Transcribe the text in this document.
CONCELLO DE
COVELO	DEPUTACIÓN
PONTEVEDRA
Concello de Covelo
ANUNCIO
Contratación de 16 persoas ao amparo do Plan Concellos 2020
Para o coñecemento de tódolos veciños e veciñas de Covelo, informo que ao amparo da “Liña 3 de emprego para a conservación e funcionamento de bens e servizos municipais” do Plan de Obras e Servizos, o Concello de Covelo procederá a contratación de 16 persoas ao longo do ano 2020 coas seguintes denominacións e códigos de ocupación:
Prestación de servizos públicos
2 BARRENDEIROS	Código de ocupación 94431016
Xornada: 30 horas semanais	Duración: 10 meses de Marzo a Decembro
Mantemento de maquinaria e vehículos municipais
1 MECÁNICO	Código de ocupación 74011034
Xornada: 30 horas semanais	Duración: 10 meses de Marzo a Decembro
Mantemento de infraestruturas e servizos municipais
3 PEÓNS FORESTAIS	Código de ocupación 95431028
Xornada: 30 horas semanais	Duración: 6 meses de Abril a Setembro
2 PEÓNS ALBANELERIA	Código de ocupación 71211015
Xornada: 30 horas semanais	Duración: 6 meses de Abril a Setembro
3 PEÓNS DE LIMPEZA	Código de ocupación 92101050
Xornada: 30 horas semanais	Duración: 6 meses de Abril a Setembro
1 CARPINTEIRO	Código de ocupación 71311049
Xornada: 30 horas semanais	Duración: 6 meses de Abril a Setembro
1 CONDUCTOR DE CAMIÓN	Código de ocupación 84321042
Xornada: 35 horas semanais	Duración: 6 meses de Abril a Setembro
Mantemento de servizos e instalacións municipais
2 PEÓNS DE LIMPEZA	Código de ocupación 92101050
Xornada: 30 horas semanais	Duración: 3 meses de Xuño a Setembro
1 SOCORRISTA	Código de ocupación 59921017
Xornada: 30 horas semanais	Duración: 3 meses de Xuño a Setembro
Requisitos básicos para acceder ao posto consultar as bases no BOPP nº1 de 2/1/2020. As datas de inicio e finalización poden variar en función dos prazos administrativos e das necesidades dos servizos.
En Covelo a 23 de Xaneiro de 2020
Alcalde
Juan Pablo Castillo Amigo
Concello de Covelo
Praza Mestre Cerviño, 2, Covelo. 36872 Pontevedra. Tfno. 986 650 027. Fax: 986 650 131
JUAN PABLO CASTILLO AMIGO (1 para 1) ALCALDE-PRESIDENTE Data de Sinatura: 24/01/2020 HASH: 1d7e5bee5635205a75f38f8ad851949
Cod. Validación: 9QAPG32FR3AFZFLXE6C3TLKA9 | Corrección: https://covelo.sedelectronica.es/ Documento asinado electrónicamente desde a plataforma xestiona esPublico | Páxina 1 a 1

++++

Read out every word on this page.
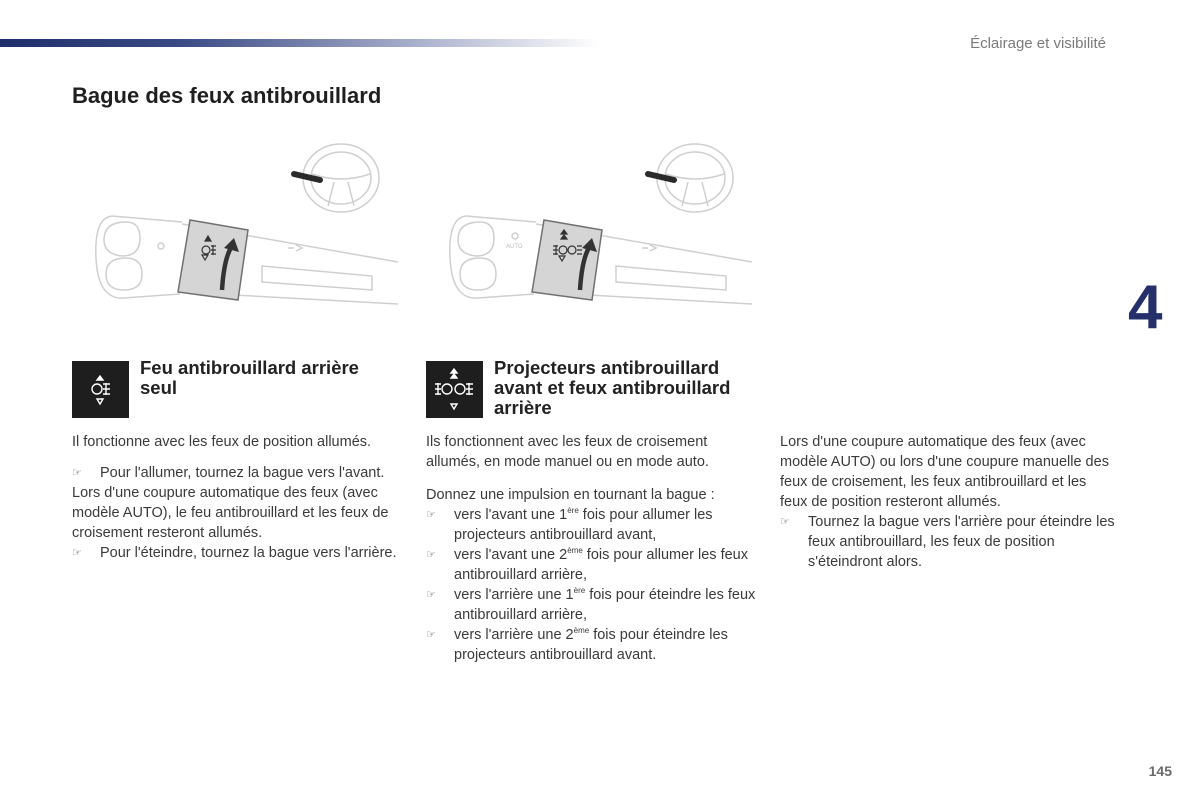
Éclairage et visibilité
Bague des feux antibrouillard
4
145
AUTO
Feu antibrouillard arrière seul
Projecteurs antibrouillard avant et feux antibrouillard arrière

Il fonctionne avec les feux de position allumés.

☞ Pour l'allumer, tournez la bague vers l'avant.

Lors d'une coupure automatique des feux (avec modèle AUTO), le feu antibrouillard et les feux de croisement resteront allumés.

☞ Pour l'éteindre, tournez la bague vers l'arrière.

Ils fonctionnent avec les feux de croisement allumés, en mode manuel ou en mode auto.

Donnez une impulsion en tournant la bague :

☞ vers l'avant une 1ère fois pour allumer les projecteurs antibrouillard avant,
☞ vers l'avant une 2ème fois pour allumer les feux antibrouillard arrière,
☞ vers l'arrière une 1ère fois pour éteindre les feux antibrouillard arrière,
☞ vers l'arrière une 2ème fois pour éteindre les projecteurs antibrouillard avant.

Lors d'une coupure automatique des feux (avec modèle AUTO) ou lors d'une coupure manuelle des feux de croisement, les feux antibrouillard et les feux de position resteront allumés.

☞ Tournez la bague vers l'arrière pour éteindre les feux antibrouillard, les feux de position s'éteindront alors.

++++

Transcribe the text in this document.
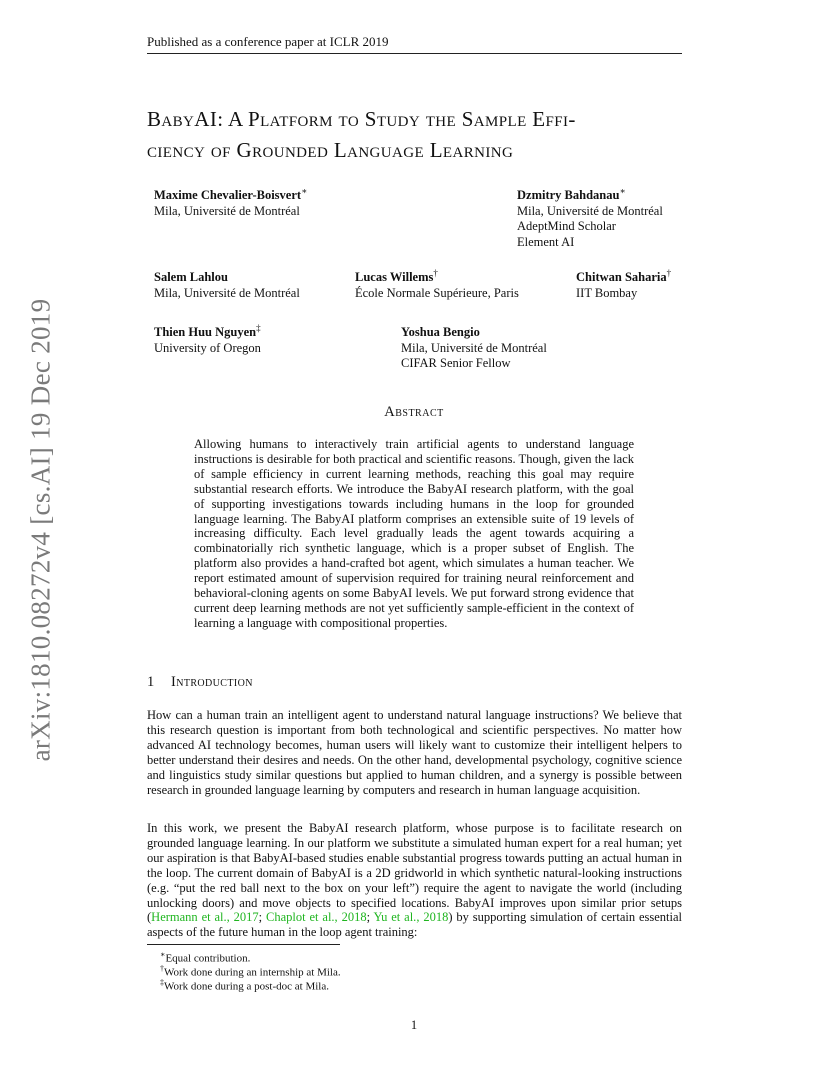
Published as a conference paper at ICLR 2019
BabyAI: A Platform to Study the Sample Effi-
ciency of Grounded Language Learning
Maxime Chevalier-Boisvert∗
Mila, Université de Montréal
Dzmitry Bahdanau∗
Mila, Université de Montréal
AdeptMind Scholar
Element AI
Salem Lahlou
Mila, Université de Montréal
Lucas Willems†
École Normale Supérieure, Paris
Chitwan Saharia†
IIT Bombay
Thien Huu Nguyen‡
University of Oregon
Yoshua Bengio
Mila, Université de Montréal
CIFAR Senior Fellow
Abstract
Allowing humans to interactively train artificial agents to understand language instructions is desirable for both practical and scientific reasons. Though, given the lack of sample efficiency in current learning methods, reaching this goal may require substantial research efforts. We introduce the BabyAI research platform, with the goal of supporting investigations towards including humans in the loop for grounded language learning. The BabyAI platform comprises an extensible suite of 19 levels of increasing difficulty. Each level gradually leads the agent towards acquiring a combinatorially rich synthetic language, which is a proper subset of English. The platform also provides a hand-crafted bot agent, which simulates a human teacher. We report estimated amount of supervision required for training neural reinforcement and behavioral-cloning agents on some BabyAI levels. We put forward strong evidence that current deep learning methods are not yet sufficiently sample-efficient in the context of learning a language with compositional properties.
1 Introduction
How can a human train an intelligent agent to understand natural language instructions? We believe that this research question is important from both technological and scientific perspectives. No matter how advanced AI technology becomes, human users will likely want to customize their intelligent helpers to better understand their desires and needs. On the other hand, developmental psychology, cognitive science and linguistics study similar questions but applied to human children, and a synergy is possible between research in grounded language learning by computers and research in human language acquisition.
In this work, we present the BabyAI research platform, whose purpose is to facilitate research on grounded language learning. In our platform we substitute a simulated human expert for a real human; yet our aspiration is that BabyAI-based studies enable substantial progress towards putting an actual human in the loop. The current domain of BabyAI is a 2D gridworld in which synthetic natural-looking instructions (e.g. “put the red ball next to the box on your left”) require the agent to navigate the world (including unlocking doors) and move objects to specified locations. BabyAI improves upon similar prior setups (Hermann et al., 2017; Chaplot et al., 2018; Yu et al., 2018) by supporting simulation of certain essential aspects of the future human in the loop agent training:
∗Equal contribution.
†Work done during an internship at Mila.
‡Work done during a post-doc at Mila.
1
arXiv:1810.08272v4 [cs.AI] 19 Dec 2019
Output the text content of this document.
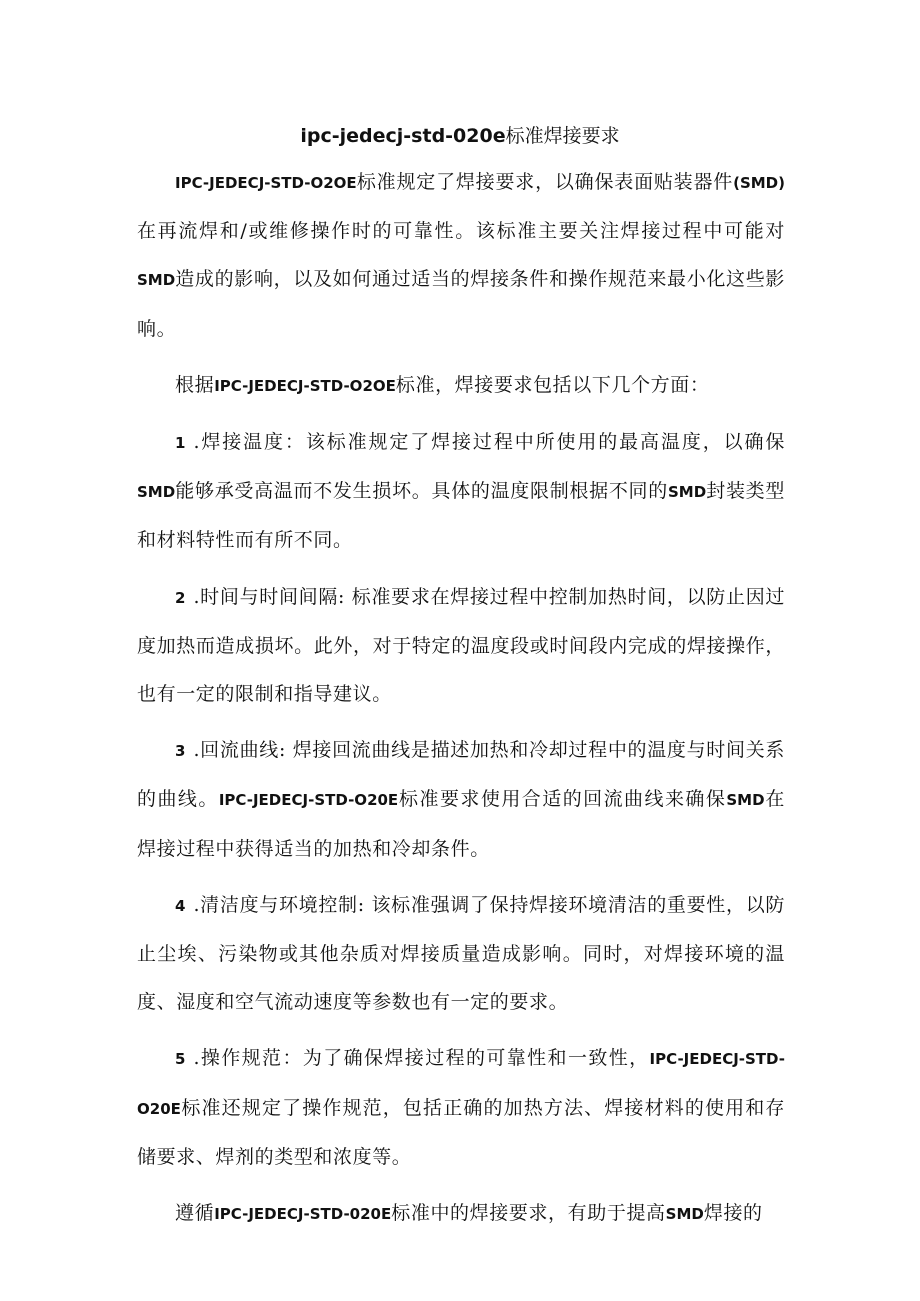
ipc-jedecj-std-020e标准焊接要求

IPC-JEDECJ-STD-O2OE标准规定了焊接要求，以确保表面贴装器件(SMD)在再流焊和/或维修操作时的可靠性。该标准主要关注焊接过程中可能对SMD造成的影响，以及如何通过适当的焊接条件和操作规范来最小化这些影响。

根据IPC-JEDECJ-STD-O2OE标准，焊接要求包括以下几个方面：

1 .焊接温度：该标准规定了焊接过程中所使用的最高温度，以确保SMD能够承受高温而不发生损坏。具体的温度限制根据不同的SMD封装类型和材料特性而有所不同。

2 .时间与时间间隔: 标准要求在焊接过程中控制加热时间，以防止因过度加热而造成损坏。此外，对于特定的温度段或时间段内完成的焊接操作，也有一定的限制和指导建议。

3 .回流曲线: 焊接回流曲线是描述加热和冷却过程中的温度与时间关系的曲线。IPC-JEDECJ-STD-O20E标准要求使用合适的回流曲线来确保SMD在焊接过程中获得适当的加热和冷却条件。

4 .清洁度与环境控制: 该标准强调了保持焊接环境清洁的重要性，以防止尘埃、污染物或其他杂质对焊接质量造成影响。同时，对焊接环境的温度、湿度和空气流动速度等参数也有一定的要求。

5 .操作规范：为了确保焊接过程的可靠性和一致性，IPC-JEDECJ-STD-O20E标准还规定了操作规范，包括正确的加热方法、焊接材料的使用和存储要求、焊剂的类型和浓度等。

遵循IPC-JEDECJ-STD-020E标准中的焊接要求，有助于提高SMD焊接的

++++

Direction ->
List every line in the records above that contains the word "allumer".

Solution ->
☞ Pour l'allumer, tournez la bague vers l'avant.
☞ vers l'avant une 1ère fois pour allumer les projecteurs antibrouillard avant,
☞ vers l'avant une 2ème fois pour allumer les feux antibrouillard arrière,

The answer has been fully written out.